<<<<
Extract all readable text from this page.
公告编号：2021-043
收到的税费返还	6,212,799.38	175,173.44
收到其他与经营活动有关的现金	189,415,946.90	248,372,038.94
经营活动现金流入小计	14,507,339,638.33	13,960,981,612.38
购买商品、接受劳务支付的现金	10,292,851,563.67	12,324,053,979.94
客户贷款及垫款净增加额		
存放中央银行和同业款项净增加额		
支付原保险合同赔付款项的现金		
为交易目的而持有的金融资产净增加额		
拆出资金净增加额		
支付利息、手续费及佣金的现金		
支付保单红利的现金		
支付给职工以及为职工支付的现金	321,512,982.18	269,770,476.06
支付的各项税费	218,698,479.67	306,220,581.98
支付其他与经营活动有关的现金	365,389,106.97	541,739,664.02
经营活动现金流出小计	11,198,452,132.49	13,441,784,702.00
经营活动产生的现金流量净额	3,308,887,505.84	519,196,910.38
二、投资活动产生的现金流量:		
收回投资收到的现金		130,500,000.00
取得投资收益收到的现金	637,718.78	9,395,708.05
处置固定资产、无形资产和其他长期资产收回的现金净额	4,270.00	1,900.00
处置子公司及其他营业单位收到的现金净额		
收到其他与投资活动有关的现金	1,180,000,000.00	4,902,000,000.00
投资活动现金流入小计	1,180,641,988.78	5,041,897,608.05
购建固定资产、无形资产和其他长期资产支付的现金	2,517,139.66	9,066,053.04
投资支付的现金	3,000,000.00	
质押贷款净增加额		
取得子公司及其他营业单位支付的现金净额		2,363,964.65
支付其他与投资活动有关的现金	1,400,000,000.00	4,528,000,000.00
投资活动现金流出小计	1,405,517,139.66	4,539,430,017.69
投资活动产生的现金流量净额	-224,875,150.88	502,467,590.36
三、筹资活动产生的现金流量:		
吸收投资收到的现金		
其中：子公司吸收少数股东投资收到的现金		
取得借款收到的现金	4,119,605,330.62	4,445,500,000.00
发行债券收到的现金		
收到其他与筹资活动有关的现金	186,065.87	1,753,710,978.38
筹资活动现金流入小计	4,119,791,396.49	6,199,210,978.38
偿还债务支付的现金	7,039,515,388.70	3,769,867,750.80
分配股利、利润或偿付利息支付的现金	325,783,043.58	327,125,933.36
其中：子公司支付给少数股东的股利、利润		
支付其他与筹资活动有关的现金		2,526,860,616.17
>>>>
#### Exercise task:
Reproduce the entries above in full by retyping them exactly.

#### Result:
Extract all readable text from this page.
公告编号：2021-043
收到的税费返还	6,212,799.38	175,173.44
收到其他与经营活动有关的现金	189,415,946.90	248,372,038.94
经营活动现金流入小计	14,507,339,638.33	13,960,981,612.38
购买商品、接受劳务支付的现金	10,292,851,563.67	12,324,053,979.94
客户贷款及垫款净增加额		
存放中央银行和同业款项净增加额		
支付原保险合同赔付款项的现金		
为交易目的而持有的金融资产净增加额		
拆出资金净增加额		
支付利息、手续费及佣金的现金		
支付保单红利的现金		
支付给职工以及为职工支付的现金	321,512,982.18	269,770,476.06
支付的各项税费	218,698,479.67	306,220,581.98
支付其他与经营活动有关的现金	365,389,106.97	541,739,664.02
经营活动现金流出小计	11,198,452,132.49	13,441,784,702.00
经营活动产生的现金流量净额	3,308,887,505.84	519,196,910.38
二、投资活动产生的现金流量:		
收回投资收到的现金		130,500,000.00
取得投资收益收到的现金	637,718.78	9,395,708.05
处置固定资产、无形资产和其他长期资产收回的现金净额	4,270.00	1,900.00
处置子公司及其他营业单位收到的现金净额		
收到其他与投资活动有关的现金	1,180,000,000.00	4,902,000,000.00
投资活动现金流入小计	1,180,641,988.78	5,041,897,608.05
购建固定资产、无形资产和其他长期资产支付的现金	2,517,139.66	9,066,053.04
投资支付的现金	3,000,000.00	
质押贷款净增加额		
取得子公司及其他营业单位支付的现金净额		2,363,964.65
支付其他与投资活动有关的现金	1,400,000,000.00	4,528,000,000.00
投资活动现金流出小计	1,405,517,139.66	4,539,430,017.69
投资活动产生的现金流量净额	-224,875,150.88	502,467,590.36
三、筹资活动产生的现金流量:		
吸收投资收到的现金		
其中：子公司吸收少数股东投资收到的现金		
取得借款收到的现金	4,119,605,330.62	4,445,500,000.00
发行债券收到的现金		
收到其他与筹资活动有关的现金	186,065.87	1,753,710,978.38
筹资活动现金流入小计	4,119,791,396.49	6,199,210,978.38
偿还债务支付的现金	7,039,515,388.70	3,769,867,750.80
分配股利、利润或偿付利息支付的现金	325,783,043.58	327,125,933.36
其中：子公司支付给少数股东的股利、利润		
支付其他与筹资活动有关的现金		2,526,860,616.17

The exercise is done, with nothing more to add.